* Stated task *
Skip the pictures. Copy all the rest of the records down exactly.

Recorded data
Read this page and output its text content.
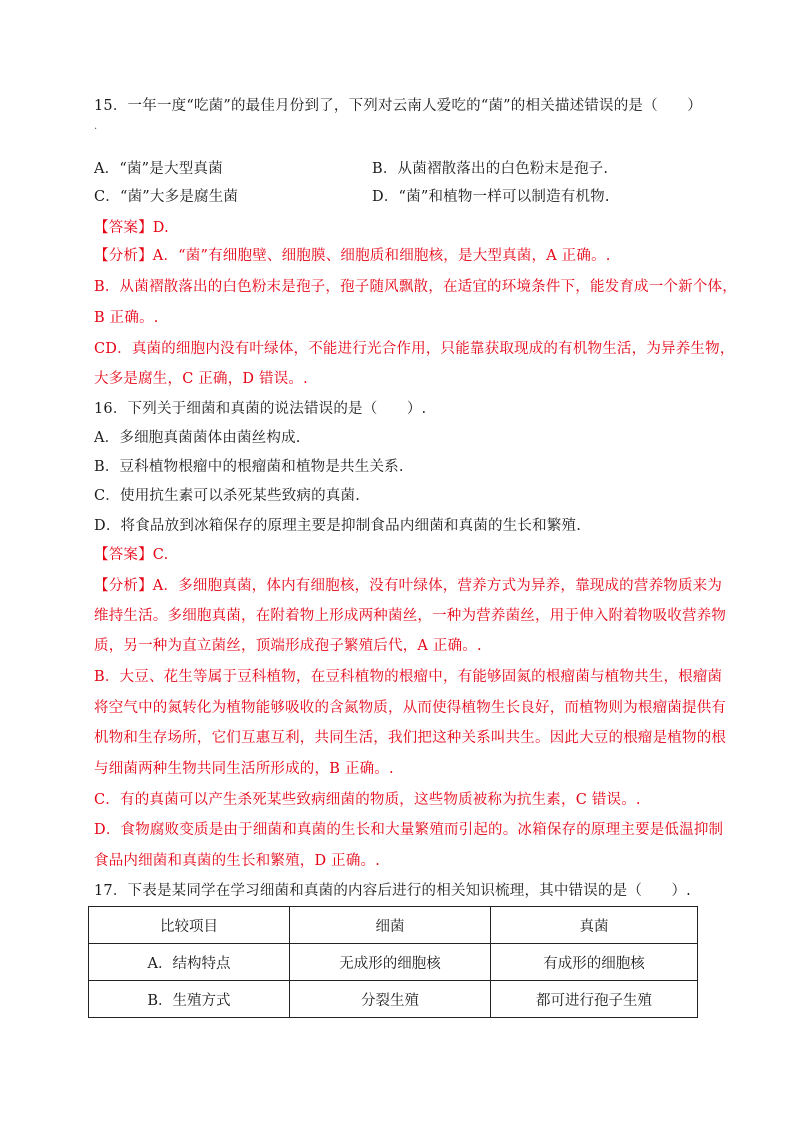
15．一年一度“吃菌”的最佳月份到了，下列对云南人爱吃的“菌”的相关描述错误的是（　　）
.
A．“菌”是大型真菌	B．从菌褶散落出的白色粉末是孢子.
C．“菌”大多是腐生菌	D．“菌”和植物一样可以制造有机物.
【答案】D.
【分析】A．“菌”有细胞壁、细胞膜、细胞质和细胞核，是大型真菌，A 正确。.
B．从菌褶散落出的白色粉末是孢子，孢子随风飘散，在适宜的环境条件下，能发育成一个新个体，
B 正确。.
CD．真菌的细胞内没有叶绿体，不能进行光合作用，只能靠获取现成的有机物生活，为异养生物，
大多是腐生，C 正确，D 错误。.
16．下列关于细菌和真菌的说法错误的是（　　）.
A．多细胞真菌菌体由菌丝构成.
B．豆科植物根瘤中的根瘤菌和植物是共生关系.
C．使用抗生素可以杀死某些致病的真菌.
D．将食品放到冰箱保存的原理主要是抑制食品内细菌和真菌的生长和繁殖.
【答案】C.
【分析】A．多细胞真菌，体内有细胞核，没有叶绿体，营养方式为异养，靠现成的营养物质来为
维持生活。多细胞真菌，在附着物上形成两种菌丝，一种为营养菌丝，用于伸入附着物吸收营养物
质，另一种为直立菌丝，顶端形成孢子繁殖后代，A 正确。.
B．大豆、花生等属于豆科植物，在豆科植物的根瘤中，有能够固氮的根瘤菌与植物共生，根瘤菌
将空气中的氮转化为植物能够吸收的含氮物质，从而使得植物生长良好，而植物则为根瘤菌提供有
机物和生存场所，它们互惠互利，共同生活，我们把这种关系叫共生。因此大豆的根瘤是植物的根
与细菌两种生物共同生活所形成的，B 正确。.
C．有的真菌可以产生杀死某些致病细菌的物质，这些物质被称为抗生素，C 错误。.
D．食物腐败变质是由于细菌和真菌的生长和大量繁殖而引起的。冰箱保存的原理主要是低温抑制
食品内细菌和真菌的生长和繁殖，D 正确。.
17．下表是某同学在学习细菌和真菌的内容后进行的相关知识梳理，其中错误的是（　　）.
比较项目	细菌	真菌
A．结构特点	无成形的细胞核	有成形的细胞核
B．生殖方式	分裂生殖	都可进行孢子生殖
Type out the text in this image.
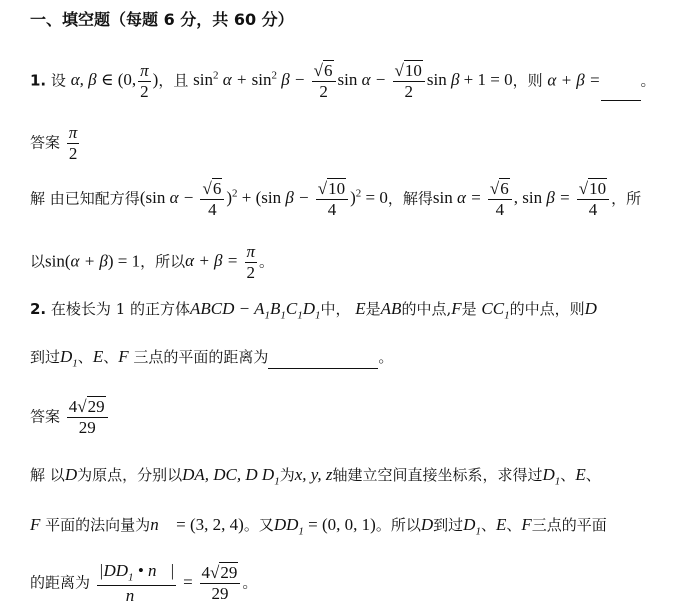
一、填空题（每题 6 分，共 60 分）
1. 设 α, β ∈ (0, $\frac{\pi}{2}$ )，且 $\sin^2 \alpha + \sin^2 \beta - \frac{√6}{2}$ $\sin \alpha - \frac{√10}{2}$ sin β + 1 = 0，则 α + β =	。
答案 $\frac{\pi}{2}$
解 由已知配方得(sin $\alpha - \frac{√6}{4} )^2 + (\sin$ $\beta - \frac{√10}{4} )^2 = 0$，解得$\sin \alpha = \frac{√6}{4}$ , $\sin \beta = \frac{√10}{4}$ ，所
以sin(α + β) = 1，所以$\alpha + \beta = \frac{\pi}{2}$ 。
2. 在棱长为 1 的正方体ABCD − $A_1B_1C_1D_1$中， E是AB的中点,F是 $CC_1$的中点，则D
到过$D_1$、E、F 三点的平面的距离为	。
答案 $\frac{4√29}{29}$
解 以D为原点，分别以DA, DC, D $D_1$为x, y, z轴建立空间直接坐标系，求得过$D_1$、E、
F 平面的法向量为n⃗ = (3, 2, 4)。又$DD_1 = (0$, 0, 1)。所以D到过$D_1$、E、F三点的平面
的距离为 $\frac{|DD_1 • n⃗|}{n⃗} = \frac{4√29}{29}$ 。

* Result of the task *
Read this page and output its text content.
15．一年一度“吃菌”的最佳月份到了，下列对云南人爱吃的“菌”的相关描述错误的是（　　）
.
A．“菌”是大型真菌	B．从菌褶散落出的白色粉末是孢子.
C．“菌”大多是腐生菌	D．“菌”和植物一样可以制造有机物.
【答案】D.
【分析】A．“菌”有细胞壁、细胞膜、细胞质和细胞核，是大型真菌，A 正确。.
B．从菌褶散落出的白色粉末是孢子，孢子随风飘散，在适宜的环境条件下，能发育成一个新个体，
B 正确。.
CD．真菌的细胞内没有叶绿体，不能进行光合作用，只能靠获取现成的有机物生活，为异养生物，
大多是腐生，C 正确，D 错误。.
16．下列关于细菌和真菌的说法错误的是（　　）.
A．多细胞真菌菌体由菌丝构成.
B．豆科植物根瘤中的根瘤菌和植物是共生关系.
C．使用抗生素可以杀死某些致病的真菌.
D．将食品放到冰箱保存的原理主要是抑制食品内细菌和真菌的生长和繁殖.
【答案】C.
【分析】A．多细胞真菌，体内有细胞核，没有叶绿体，营养方式为异养，靠现成的营养物质来为
维持生活。多细胞真菌，在附着物上形成两种菌丝，一种为营养菌丝，用于伸入附着物吸收营养物
质，另一种为直立菌丝，顶端形成孢子繁殖后代，A 正确。.
B．大豆、花生等属于豆科植物，在豆科植物的根瘤中，有能够固氮的根瘤菌与植物共生，根瘤菌
将空气中的氮转化为植物能够吸收的含氮物质，从而使得植物生长良好，而植物则为根瘤菌提供有
机物和生存场所，它们互惠互利，共同生活，我们把这种关系叫共生。因此大豆的根瘤是植物的根
与细菌两种生物共同生活所形成的，B 正确。.
C．有的真菌可以产生杀死某些致病细菌的物质，这些物质被称为抗生素，C 错误。.
D．食物腐败变质是由于细菌和真菌的生长和大量繁殖而引起的。冰箱保存的原理主要是低温抑制
食品内细菌和真菌的生长和繁殖，D 正确。.
17．下表是某同学在学习细菌和真菌的内容后进行的相关知识梳理，其中错误的是（　　）.
比较项目	细菌	真菌
A．结构特点	无成形的细胞核	有成形的细胞核
B．生殖方式	分裂生殖	都可进行孢子生殖
Type out the text in this image.
一、填空题（每题 6 分，共 60 分）
1. 设 α, β ∈ (0, $\frac{\pi}{2}$ )，且 $\sin^2 \alpha + \sin^2 \beta - \frac{√6}{2}$ $\sin \alpha - \frac{√10}{2}$ sin β + 1 = 0，则 α + β =	。
答案 $\frac{\pi}{2}$
解 由已知配方得(sin $\alpha - \frac{√6}{4} )^2 + (\sin$ $\beta - \frac{√10}{4} )^2 = 0$，解得$\sin \alpha = \frac{√6}{4}$ , $\sin \beta = \frac{√10}{4}$ ，所
以sin(α + β) = 1，所以$\alpha + \beta = \frac{\pi}{2}$ 。
2. 在棱长为 1 的正方体ABCD − $A_1B_1C_1D_1$中， E是AB的中点,F是 $CC_1$的中点，则D
到过$D_1$、E、F 三点的平面的距离为	。
答案 $\frac{4√29}{29}$
解 以D为原点，分别以DA, DC, D $D_1$为x, y, z轴建立空间直接坐标系，求得过$D_1$、E、
F 平面的法向量为n⃗ = (3, 2, 4)。又$DD_1 = (0$, 0, 1)。所以D到过$D_1$、E、F三点的平面
的距离为 $\frac{|DD_1 • n⃗|}{n⃗} = \frac{4√29}{29}$ 。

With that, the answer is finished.